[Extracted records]
** BEGIN **
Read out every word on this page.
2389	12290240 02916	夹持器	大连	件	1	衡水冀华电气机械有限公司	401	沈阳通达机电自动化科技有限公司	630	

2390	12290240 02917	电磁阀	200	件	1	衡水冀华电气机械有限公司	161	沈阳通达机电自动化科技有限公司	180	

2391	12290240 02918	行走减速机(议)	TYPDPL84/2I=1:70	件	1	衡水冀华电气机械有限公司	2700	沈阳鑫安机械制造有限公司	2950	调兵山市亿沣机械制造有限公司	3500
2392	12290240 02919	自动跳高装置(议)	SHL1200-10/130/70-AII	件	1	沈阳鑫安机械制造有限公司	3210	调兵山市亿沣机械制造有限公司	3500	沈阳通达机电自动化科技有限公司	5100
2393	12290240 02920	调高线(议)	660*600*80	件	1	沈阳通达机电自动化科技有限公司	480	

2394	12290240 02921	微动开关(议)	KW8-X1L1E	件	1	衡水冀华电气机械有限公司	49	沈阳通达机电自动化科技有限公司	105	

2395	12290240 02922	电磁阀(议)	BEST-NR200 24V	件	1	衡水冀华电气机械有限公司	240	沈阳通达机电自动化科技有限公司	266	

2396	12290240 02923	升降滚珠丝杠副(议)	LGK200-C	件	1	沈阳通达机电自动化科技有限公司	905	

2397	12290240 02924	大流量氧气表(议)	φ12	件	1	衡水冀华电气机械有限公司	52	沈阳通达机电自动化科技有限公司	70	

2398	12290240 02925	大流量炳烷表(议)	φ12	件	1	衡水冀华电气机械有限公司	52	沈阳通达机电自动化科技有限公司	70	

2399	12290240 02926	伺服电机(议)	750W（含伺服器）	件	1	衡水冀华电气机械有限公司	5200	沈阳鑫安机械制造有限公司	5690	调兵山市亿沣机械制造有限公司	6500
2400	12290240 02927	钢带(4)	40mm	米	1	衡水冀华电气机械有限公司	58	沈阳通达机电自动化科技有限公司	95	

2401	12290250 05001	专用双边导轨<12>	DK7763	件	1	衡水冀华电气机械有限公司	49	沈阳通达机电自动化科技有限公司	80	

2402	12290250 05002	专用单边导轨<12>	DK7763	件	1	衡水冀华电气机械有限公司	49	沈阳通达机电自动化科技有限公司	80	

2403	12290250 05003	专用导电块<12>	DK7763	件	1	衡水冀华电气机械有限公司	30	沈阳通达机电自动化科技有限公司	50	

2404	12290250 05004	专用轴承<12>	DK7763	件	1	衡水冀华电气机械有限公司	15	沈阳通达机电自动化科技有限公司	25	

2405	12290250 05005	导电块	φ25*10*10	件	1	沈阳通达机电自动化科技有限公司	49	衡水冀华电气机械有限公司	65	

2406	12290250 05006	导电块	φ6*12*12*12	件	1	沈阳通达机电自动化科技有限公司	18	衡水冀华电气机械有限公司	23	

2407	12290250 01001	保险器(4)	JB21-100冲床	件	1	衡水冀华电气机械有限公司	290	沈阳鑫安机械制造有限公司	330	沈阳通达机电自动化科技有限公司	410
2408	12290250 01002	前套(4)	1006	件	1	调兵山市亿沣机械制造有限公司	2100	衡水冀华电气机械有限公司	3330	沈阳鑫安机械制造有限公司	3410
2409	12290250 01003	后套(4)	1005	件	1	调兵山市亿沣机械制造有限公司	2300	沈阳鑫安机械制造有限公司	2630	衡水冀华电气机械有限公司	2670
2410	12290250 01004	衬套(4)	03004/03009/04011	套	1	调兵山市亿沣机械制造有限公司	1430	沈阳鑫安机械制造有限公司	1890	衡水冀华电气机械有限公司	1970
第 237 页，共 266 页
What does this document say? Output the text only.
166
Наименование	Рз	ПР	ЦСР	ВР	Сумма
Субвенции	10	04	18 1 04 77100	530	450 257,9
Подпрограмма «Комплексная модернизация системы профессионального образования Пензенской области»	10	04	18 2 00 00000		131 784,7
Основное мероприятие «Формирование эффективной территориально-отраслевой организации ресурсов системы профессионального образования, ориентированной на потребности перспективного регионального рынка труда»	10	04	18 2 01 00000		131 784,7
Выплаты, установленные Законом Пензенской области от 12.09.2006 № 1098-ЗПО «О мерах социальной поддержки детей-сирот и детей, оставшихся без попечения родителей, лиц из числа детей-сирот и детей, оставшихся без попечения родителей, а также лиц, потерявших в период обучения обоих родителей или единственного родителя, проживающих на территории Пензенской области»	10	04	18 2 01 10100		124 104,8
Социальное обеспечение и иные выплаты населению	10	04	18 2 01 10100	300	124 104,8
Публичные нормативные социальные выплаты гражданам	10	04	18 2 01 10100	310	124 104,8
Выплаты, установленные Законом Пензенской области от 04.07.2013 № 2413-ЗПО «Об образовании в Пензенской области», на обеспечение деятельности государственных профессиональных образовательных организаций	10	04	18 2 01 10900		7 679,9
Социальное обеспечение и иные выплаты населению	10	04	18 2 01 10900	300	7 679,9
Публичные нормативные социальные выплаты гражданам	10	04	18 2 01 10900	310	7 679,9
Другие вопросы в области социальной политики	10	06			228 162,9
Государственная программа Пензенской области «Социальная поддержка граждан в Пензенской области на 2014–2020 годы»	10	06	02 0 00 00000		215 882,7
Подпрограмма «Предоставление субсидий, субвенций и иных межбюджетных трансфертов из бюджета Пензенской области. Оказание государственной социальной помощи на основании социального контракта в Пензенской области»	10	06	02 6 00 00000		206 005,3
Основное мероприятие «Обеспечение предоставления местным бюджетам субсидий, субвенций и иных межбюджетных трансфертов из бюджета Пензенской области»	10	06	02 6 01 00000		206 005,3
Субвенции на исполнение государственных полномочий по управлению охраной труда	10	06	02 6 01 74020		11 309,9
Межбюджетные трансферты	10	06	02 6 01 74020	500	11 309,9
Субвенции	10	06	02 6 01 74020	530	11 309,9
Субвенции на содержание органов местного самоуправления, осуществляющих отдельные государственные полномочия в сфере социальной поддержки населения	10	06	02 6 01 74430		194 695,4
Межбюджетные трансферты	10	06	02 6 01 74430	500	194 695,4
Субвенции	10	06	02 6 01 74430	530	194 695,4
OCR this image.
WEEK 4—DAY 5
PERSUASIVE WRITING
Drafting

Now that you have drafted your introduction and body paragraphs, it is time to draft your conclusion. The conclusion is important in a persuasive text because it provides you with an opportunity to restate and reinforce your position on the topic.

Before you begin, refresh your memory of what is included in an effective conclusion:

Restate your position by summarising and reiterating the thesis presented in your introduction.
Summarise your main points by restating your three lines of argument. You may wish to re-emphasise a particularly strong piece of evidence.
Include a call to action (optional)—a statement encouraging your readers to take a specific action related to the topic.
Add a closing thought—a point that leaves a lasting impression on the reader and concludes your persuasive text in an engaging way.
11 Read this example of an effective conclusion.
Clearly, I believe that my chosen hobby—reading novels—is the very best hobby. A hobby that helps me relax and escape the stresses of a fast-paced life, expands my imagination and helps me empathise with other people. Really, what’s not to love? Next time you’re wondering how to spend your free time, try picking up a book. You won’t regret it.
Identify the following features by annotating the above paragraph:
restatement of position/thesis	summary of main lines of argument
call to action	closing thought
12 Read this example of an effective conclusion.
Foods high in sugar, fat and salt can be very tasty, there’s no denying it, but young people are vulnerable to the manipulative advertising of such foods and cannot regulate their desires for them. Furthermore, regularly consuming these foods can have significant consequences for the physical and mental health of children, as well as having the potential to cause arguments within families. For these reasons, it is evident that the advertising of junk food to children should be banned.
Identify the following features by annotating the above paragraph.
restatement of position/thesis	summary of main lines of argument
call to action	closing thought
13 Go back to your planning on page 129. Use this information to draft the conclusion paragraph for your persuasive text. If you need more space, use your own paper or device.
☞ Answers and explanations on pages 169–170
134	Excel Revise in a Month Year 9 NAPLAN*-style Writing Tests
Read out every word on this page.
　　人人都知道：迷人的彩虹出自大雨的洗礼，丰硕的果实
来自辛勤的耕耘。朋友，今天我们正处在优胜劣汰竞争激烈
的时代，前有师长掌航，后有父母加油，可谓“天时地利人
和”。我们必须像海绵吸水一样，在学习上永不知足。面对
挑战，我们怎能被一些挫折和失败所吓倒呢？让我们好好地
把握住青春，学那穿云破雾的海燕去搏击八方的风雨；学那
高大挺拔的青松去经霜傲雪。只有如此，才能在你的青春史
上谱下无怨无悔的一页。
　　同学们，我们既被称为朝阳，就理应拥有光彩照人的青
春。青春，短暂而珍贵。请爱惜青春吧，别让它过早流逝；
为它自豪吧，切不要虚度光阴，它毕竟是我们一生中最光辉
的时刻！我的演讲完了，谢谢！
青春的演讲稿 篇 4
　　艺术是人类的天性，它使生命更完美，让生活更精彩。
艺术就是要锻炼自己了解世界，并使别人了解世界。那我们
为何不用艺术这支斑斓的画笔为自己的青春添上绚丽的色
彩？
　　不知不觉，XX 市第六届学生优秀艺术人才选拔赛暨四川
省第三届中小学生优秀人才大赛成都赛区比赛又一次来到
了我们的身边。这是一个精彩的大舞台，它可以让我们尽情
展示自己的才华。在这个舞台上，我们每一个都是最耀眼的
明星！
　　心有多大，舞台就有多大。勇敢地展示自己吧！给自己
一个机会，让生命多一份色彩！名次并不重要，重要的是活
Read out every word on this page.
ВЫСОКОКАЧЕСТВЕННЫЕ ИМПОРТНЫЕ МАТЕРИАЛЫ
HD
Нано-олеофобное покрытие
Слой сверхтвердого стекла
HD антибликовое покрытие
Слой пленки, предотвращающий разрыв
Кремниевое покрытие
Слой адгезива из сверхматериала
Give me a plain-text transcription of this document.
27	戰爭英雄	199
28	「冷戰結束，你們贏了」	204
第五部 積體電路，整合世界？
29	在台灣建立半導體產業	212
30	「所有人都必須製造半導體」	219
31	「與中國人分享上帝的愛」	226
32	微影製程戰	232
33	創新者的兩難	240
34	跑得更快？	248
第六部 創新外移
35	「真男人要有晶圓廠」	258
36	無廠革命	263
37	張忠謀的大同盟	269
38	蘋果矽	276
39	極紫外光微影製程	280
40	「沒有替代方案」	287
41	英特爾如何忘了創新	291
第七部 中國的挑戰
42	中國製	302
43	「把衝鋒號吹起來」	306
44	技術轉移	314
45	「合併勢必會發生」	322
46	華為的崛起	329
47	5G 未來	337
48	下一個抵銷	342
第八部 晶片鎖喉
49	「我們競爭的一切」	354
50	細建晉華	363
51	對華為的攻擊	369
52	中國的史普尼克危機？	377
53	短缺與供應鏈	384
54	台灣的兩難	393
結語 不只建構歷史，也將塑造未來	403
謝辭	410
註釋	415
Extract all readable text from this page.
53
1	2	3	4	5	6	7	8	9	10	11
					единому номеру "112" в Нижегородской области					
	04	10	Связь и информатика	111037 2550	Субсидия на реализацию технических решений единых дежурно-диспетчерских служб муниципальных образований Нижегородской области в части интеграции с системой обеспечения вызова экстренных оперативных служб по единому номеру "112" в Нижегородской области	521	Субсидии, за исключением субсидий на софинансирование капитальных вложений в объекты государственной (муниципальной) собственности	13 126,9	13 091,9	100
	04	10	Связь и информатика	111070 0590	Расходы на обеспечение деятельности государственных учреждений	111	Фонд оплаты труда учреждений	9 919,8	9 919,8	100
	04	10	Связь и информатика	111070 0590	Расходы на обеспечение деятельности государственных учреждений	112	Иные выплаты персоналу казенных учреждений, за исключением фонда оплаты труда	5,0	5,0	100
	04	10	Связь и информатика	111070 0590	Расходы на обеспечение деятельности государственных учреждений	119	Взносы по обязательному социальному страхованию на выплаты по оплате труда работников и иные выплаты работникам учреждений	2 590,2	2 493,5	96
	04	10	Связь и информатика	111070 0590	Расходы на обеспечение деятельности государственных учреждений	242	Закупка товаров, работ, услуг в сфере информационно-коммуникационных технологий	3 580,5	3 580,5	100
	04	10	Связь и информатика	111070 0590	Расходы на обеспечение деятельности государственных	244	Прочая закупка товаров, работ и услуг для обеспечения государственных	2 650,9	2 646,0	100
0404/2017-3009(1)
** END **
◆ **Job**
Copy out each line in the preceding records that contains "调兵山市亿沣机械制造有限公司".

◆ **Result for this task**
2391	12290240 02918	行走减速机(议)	TYPDPL84/2I=1:70	件	1	衡水冀华电气机械有限公司	2700	沈阳鑫安机械制造有限公司	2950	调兵山市亿沣机械制造有限公司	3500
2392	12290240 02919	自动跳高装置(议)	SHL1200-10/130/70-AII	件	1	沈阳鑫安机械制造有限公司	3210	调兵山市亿沣机械制造有限公司	3500	沈阳通达机电自动化科技有限公司	5100
2399	12290240 02926	伺服电机(议)	750W（含伺服器）	件	1	衡水冀华电气机械有限公司	5200	沈阳鑫安机械制造有限公司	5690	调兵山市亿沣机械制造有限公司	6500
2408	12290250 01002	前套(4)	1006	件	1	调兵山市亿沣机械制造有限公司	2100	衡水冀华电气机械有限公司	3330	沈阳鑫安机械制造有限公司	3410
2409	12290250 01003	后套(4)	1005	件	1	调兵山市亿沣机械制造有限公司	2300	沈阳鑫安机械制造有限公司	2630	衡水冀华电气机械有限公司	2670
2410	12290250 01004	衬套(4)	03004/03009/04011	套	1	调兵山市亿沣机械制造有限公司	1430	沈阳鑫安机械制造有限公司	1890	衡水冀华电气机械有限公司	1970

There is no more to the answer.